__Problems to work on__
1 - Answer these questions using the text on building an electronic Newton's disc, putting each answer on its own line and labeling it to match.
(a) For how long do images persist on the retina?
(b) Which three colors can an RGB LED emit?
(c) To which Arduino pins were the three shorter LED pins connected?
2 - In the text on the electronic Newton's disc, turn the paragraph that begins "RGB LED's exist in two flavours" into a short bulleted list that keeps its main facts.
3 - Carry on the text about building an electronic Newton's disc with an RGB LED, picking up after its final sentence.

__Selected extract__

───

We were working on a Newton's disc, when I came to the idea that one can easily build an electronic version of such a device. A Newton's disc is a disc divided in segments, each of which has a different color. When the disc spins rapidly, the coloured segments fade and the disc appears to be white. The Newton's disc is used to demonstrate that white light is in fact the superposition of light beams of different colours.

The reason for which the disc appears to be white is that images collected by our eyes persists on the retina for a while (1/20 of a second). When the disc spins and you look at a given sector, the coloured light coming from that sector enters you eye and 'remains' on its surface for such short time. However, if the disc spins rapidly enough, the light coming from the same place rapidly changes color and light of different colours hits the same portion of the retina in less than 1/20 of a second. The eye then receives a series of different signals in a short time window and our brain interprets all these signals as a single image providing the illusion that the disc is white.

We can do the same using an RGB LED.

A RGB LED is a LED capable of emitting three colours with different intensities: red, green and blue. Weighting the light of each color allows us to produce light of mostly any color. Instead of mixing three colours at the same time, one can switch on and off each color at the time. If the switching time is low enough you can easily distinguish the sequence: red, green, blue, red, green, blue, etc.. However, if each color is on for a very short time, the eye detect each color in less than its persistence time and interprets the sequence of the three colours as just their sum: white.

RGB LED's exist in two flavours: common cathode and common anode. Both have four pins and contain, in fact, three coloured LED's. In the common cathode pins, the longest one is the cathode to be connected to the ground. Putting a voltage on the other three pins, a current flows through the appropriate LED and the device emits light of the corresponding color. In common anode LED's, the longest pin is the anode to be connected to the voltage source. Connecting the other pins to ground let the current flow.

In this example, I used a common cathode LED with an Arduino board: the longest pin was connected to the Arduino GND pin, while the other to pins 9, 10 and 11 (the PWM ones) by means of a resistor, to limit the current flowing.

───

__Extracted data__
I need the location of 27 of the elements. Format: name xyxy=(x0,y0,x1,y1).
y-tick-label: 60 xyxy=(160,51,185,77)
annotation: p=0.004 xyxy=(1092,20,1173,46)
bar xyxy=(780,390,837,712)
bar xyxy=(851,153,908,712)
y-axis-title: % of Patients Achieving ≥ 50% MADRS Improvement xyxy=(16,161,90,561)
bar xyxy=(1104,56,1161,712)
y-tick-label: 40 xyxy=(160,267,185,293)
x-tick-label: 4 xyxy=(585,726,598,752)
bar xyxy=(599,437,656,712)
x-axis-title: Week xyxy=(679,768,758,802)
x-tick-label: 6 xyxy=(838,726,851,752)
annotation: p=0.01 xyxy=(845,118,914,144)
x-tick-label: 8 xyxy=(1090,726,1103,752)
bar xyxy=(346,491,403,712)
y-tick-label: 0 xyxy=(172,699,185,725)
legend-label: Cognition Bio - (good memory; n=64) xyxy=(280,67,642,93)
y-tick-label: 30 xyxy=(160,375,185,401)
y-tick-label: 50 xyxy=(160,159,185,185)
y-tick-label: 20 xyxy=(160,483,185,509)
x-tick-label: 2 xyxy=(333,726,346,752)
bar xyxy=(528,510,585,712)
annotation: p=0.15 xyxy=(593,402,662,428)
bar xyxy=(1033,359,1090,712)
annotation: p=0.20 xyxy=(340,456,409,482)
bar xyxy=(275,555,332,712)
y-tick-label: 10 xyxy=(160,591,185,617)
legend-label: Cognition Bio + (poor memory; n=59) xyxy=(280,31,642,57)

───

__Written answers__
1 -
(a) 1/20 of a second.
(b) Red, green and blue.
(c) Pins 9, 10 and 11, the PWM pins, each through a resistor.

2 -
- RGB LEDs come in two types, common cathode and common anode.
- Both types have four pins and contain three colored LEDs.
- Common cathode: the longest pin is the cathode and connects to ground. Applying a voltage to one of the other three pins drives current through that LED, which then emits its color.
- Common anode: the longest pin is the anode and connects to the voltage source. Connecting one of the other pins to ground lets current flow.

3 -
Operating such a device is very simple. Just define the used pin as output pins and put them to zero in the setup:

 

void setup() {    
  // set pins as output pins
  pinMode( 9,   OUTPUT);  
  pinMode(10, OUTPUT);  
  pinMode(11,  OUTPUT);  

  // switch off all LED's
  digitalWrite( 9,   LOW);  
  digitalWrite(10, LOW);  
  digitalWrite(11,  LOW);  
}  

In the loop, you can just put each pin to an appropriate value in sequence. For example:

void loop() {
 int i = 9;
 while (i < 12) {
    // switch on a given color
    analogWrite(i, 125);
    // wait d milliseconds
    delay(500);
    // switch off that color
    analogWrite(i, 0);
    // go to next color
    i++;
  }
}

With this code you switch on a color for 0.5 s, then switch it off and repeat the sequence on each color. Reducing the delay to 50 milliseconds you can no more distinguish the single colours. The switching between them is so fast that what you can see is just white light.

The movie above shows my Arduino Newton's disc looping such that the time for which each color lasts is progressively reduced until the eye can no more see the single colours switching. In the end, the LED appears as white.

RGB LED's, in fact, is yet another applications of the Newton's theory of light that can be either interpreted in the wave theory. What happens in an RGB LED is that lights of three colours and different intensities sum up and the result is light whose color is the "sum" of the three beams. Modern TV's and computer monitors, as well as phone screens and similar devices works the same way: the screen is divided in pixels, each of which is made of three tiny light sources of three colours (red, green and blue). Switching on and off with the appropriate intensity each of the sub-pixels results in the image on the screen.